### [Problem to solve]
Extract the data exactly, missing nothing.

————————

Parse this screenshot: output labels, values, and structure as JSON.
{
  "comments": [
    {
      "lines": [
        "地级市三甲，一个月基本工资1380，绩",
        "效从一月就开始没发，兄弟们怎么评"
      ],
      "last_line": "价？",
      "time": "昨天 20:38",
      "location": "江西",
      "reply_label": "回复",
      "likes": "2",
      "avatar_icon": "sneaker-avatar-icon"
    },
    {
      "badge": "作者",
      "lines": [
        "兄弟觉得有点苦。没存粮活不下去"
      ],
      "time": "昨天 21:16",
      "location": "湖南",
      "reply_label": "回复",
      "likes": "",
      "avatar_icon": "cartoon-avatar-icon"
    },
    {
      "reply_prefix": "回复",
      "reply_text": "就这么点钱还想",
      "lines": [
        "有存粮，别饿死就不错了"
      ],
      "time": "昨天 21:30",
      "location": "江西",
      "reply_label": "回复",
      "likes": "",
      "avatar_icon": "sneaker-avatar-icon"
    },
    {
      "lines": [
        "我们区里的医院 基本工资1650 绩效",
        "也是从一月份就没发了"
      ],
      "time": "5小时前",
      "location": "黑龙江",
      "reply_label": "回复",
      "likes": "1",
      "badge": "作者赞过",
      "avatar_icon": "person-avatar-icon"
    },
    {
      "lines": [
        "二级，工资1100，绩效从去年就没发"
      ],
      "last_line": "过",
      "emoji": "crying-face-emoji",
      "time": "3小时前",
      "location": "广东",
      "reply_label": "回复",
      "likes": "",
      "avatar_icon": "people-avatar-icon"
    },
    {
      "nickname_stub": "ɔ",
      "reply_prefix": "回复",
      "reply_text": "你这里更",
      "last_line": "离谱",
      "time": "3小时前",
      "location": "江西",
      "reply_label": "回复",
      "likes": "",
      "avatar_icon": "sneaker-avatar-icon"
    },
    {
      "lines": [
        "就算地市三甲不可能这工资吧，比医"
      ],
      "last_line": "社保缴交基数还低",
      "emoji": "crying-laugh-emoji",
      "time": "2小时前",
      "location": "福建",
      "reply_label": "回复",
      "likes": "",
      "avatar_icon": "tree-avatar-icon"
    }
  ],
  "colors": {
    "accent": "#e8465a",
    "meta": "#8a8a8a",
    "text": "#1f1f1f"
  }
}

————————

### [Solved problem]
Parse this screenshot: output labels, values, and structure as JSON.
{
  "comments": [
    {
      "lines": [
        "地级市三甲，一个月基本工资1380，绩",
        "效从一月就开始没发，兄弟们怎么评"
      ],
      "last_line": "价？",
      "time": "昨天 20:38",
      "location": "江西",
      "reply_label": "回复",
      "likes": "2",
      "avatar_icon": "sneaker-avatar-icon"
    },
    {
      "badge": "作者",
      "lines": [
        "兄弟觉得有点苦。没存粮活不下去"
      ],
      "time": "昨天 21:16",
      "location": "湖南",
      "reply_label": "回复",
      "likes": "",
      "avatar_icon": "cartoon-avatar-icon"
    },
    {
      "reply_prefix": "回复",
      "reply_text": "就这么点钱还想",
      "lines": [
        "有存粮，别饿死就不错了"
      ],
      "time": "昨天 21:30",
      "location": "江西",
      "reply_label": "回复",
      "likes": "",
      "avatar_icon": "sneaker-avatar-icon"
    },
    {
      "lines": [
        "我们区里的医院 基本工资1650 绩效",
        "也是从一月份就没发了"
      ],
      "time": "5小时前",
      "location": "黑龙江",
      "reply_label": "回复",
      "likes": "1",
      "badge": "作者赞过",
      "avatar_icon": "person-avatar-icon"
    },
    {
      "lines": [
        "二级，工资1100，绩效从去年就没发"
      ],
      "last_line": "过",
      "emoji": "crying-face-emoji",
      "time": "3小时前",
      "location": "广东",
      "reply_label": "回复",
      "likes": "",
      "avatar_icon": "people-avatar-icon"
    },
    {
      "nickname_stub": "ɔ",
      "reply_prefix": "回复",
      "reply_text": "你这里更",
      "last_line": "离谱",
      "time": "3小时前",
      "location": "江西",
      "reply_label": "回复",
      "likes": "",
      "avatar_icon": "sneaker-avatar-icon"
    },
    {
      "lines": [
        "就算地市三甲不可能这工资吧，比医"
      ],
      "last_line": "社保缴交基数还低",
      "emoji": "crying-laugh-emoji",
      "time": "2小时前",
      "location": "福建",
      "reply_label": "回复",
      "likes": "",
      "avatar_icon": "tree-avatar-icon"
    }
  ],
  "colors": {
    "accent": "#e8465a",
    "meta": "#8a8a8a",
    "text": "#1f1f1f"
  }
}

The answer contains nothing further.